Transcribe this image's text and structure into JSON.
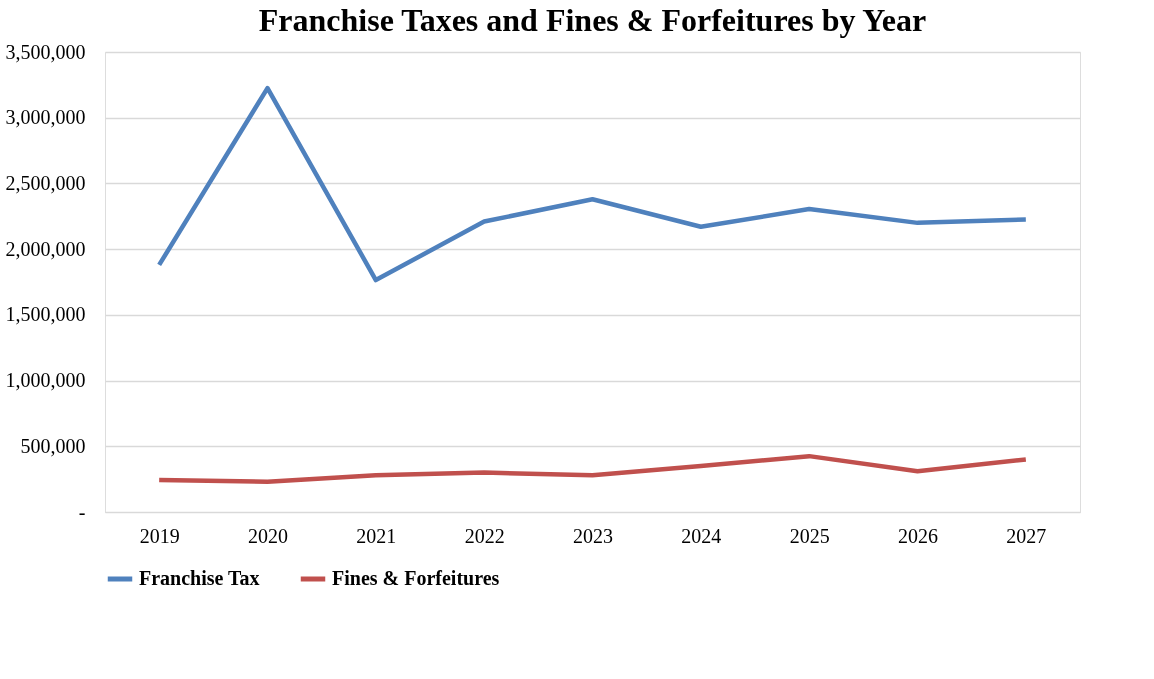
{
  "chart_data": {
    "type": "line",
    "title": "Franchise Taxes and Fines & Forfeitures by Year",
    "categories": [
      "2019",
      "2020",
      "2021",
      "2022",
      "2023",
      "2024",
      "2025",
      "2026",
      "2027"
    ],
    "series": [
      {
        "name": "Franchise Tax",
        "color": "#4f81bd",
        "values": [
          1880000,
          3225000,
          1765000,
          2210000,
          2380000,
          2170000,
          2305000,
          2200000,
          2225000
        ]
      },
      {
        "name": "Fines & Forfeitures",
        "color": "#c0504d",
        "values": [
          243000,
          230000,
          280000,
          300000,
          280000,
          350000,
          425000,
          310000,
          400000
        ]
      }
    ],
    "ylim": [
      0,
      3500000
    ],
    "yticks": [
      {
        "value": 0,
        "label": "-"
      },
      {
        "value": 500000,
        "label": "500,000"
      },
      {
        "value": 1000000,
        "label": "1,000,000"
      },
      {
        "value": 1500000,
        "label": "1,500,000"
      },
      {
        "value": 2000000,
        "label": "2,000,000"
      },
      {
        "value": 2500000,
        "label": "2,500,000"
      },
      {
        "value": 3000000,
        "label": "3,000,000"
      },
      {
        "value": 3500000,
        "label": "3,500,000"
      }
    ],
    "grid": "y",
    "legend": "bottom",
    "marker": "none",
    "line_style": "solid"
  }
}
※ ※ ※
◆ TASK ◆
Every entry must be transcribed exactly. Pictures do not belong in the copy.

◆ THE ANSWER ◆
Transcribe this image's text and structure into JSON.
{
  "chart_data": {
    "type": "line",
    "title": "Franchise Taxes and Fines & Forfeitures by Year",
    "categories": [
      "2019",
      "2020",
      "2021",
      "2022",
      "2023",
      "2024",
      "2025",
      "2026",
      "2027"
    ],
    "series": [
      {
        "name": "Franchise Tax",
        "color": "#4f81bd",
        "values": [
          1880000,
          3225000,
          1765000,
          2210000,
          2380000,
          2170000,
          2305000,
          2200000,
          2225000
        ]
      },
      {
        "name": "Fines & Forfeitures",
        "color": "#c0504d",
        "values": [
          243000,
          230000,
          280000,
          300000,
          280000,
          350000,
          425000,
          310000,
          400000
        ]
      }
    ],
    "ylim": [
      0,
      3500000
    ],
    "yticks": [
      {
        "value": 0,
        "label": "-"
      },
      {
        "value": 500000,
        "label": "500,000"
      },
      {
        "value": 1000000,
        "label": "1,000,000"
      },
      {
        "value": 1500000,
        "label": "1,500,000"
      },
      {
        "value": 2000000,
        "label": "2,000,000"
      },
      {
        "value": 2500000,
        "label": "2,500,000"
      },
      {
        "value": 3000000,
        "label": "3,000,000"
      },
      {
        "value": 3500000,
        "label": "3,500,000"
      }
    ],
    "grid": "y",
    "legend": "bottom",
    "marker": "none",
    "line_style": "solid"
  }
}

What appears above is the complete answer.